Start Extracted records

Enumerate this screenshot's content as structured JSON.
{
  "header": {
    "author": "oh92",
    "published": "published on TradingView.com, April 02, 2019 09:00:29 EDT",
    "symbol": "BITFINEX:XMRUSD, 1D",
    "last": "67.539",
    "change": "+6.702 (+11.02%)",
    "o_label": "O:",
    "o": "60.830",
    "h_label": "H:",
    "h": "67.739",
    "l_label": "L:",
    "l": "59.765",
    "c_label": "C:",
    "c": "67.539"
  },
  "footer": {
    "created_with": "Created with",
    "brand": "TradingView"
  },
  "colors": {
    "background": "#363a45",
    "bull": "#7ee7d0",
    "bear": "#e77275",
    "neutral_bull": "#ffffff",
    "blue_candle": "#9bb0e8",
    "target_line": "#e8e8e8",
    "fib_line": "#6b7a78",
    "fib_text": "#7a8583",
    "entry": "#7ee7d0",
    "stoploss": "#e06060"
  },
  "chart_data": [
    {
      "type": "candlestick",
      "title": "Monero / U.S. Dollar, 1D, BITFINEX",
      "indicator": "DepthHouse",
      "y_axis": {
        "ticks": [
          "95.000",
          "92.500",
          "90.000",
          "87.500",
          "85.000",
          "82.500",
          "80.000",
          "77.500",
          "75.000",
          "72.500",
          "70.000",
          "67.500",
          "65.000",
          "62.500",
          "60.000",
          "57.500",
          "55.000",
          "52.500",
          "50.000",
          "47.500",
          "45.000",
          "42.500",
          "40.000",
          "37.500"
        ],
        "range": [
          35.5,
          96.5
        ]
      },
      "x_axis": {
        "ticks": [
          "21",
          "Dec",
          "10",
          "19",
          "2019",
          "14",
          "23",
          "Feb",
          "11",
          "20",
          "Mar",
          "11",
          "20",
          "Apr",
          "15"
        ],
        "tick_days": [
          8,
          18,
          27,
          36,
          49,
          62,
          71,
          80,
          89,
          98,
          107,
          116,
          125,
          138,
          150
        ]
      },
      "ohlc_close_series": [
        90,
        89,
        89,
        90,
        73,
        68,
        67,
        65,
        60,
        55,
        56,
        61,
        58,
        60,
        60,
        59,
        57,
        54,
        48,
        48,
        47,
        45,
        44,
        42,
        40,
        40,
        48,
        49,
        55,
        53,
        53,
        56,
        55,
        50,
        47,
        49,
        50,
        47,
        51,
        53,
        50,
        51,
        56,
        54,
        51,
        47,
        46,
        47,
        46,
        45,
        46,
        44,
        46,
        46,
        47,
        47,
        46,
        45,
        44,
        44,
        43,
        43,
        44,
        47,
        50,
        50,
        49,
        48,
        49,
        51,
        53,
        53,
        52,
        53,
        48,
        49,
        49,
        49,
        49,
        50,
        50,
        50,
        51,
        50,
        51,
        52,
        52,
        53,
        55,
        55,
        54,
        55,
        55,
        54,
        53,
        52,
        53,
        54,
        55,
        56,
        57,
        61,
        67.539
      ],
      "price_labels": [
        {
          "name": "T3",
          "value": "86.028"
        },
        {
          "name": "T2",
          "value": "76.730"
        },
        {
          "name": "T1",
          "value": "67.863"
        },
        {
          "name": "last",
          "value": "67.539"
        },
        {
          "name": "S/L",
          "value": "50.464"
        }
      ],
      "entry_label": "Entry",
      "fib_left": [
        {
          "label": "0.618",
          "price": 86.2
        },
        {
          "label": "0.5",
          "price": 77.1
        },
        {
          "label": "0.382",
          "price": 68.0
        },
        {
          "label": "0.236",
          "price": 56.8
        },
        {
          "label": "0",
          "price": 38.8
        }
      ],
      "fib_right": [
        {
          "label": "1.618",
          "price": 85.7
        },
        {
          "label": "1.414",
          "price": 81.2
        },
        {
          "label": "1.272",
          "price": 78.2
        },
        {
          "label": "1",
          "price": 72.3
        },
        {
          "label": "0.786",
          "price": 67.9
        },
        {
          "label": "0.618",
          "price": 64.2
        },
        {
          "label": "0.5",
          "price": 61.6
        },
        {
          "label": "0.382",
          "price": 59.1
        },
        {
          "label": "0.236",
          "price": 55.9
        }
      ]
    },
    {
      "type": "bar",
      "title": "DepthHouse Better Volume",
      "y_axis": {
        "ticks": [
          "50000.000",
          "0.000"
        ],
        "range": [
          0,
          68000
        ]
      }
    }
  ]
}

End Extracted records

Objective
Go through the data and return every record exactly.

Solution for this exercise
Enumerate this screenshot's content as structured JSON.
{
  "header": {
    "author": "oh92",
    "published": "published on TradingView.com, April 02, 2019 09:00:29 EDT",
    "symbol": "BITFINEX:XMRUSD, 1D",
    "last": "67.539",
    "change": "+6.702 (+11.02%)",
    "o_label": "O:",
    "o": "60.830",
    "h_label": "H:",
    "h": "67.739",
    "l_label": "L:",
    "l": "59.765",
    "c_label": "C:",
    "c": "67.539"
  },
  "footer": {
    "created_with": "Created with",
    "brand": "TradingView"
  },
  "colors": {
    "background": "#363a45",
    "bull": "#7ee7d0",
    "bear": "#e77275",
    "neutral_bull": "#ffffff",
    "blue_candle": "#9bb0e8",
    "target_line": "#e8e8e8",
    "fib_line": "#6b7a78",
    "fib_text": "#7a8583",
    "entry": "#7ee7d0",
    "stoploss": "#e06060"
  },
  "chart_data": [
    {
      "type": "candlestick",
      "title": "Monero / U.S. Dollar, 1D, BITFINEX",
      "indicator": "DepthHouse",
      "y_axis": {
        "ticks": [
          "95.000",
          "92.500",
          "90.000",
          "87.500",
          "85.000",
          "82.500",
          "80.000",
          "77.500",
          "75.000",
          "72.500",
          "70.000",
          "67.500",
          "65.000",
          "62.500",
          "60.000",
          "57.500",
          "55.000",
          "52.500",
          "50.000",
          "47.500",
          "45.000",
          "42.500",
          "40.000",
          "37.500"
        ],
        "range": [
          35.5,
          96.5
        ]
      },
      "x_axis": {
        "ticks": [
          "21",
          "Dec",
          "10",
          "19",
          "2019",
          "14",
          "23",
          "Feb",
          "11",
          "20",
          "Mar",
          "11",
          "20",
          "Apr",
          "15"
        ],
        "tick_days": [
          8,
          18,
          27,
          36,
          49,
          62,
          71,
          80,
          89,
          98,
          107,
          116,
          125,
          138,
          150
        ]
      },
      "ohlc_close_series": [
        90,
        89,
        89,
        90,
        73,
        68,
        67,
        65,
        60,
        55,
        56,
        61,
        58,
        60,
        60,
        59,
        57,
        54,
        48,
        48,
        47,
        45,
        44,
        42,
        40,
        40,
        48,
        49,
        55,
        53,
        53,
        56,
        55,
        50,
        47,
        49,
        50,
        47,
        51,
        53,
        50,
        51,
        56,
        54,
        51,
        47,
        46,
        47,
        46,
        45,
        46,
        44,
        46,
        46,
        47,
        47,
        46,
        45,
        44,
        44,
        43,
        43,
        44,
        47,
        50,
        50,
        49,
        48,
        49,
        51,
        53,
        53,
        52,
        53,
        48,
        49,
        49,
        49,
        49,
        50,
        50,
        50,
        51,
        50,
        51,
        52,
        52,
        53,
        55,
        55,
        54,
        55,
        55,
        54,
        53,
        52,
        53,
        54,
        55,
        56,
        57,
        61,
        67.539
      ],
      "price_labels": [
        {
          "name": "T3",
          "value": "86.028"
        },
        {
          "name": "T2",
          "value": "76.730"
        },
        {
          "name": "T1",
          "value": "67.863"
        },
        {
          "name": "last",
          "value": "67.539"
        },
        {
          "name": "S/L",
          "value": "50.464"
        }
      ],
      "entry_label": "Entry",
      "fib_left": [
        {
          "label": "0.618",
          "price": 86.2
        },
        {
          "label": "0.5",
          "price": 77.1
        },
        {
          "label": "0.382",
          "price": 68.0
        },
        {
          "label": "0.236",
          "price": 56.8
        },
        {
          "label": "0",
          "price": 38.8
        }
      ],
      "fib_right": [
        {
          "label": "1.618",
          "price": 85.7
        },
        {
          "label": "1.414",
          "price": 81.2
        },
        {
          "label": "1.272",
          "price": 78.2
        },
        {
          "label": "1",
          "price": 72.3
        },
        {
          "label": "0.786",
          "price": 67.9
        },
        {
          "label": "0.618",
          "price": 64.2
        },
        {
          "label": "0.5",
          "price": 61.6
        },
        {
          "label": "0.382",
          "price": 59.1
        },
        {
          "label": "0.236",
          "price": 55.9
        }
      ]
    },
    {
      "type": "bar",
      "title": "DepthHouse Better Volume",
      "y_axis": {
        "ticks": [
          "50000.000",
          "0.000"
        ],
        "range": [
          0,
          68000
        ]
      }
    }
  ]
}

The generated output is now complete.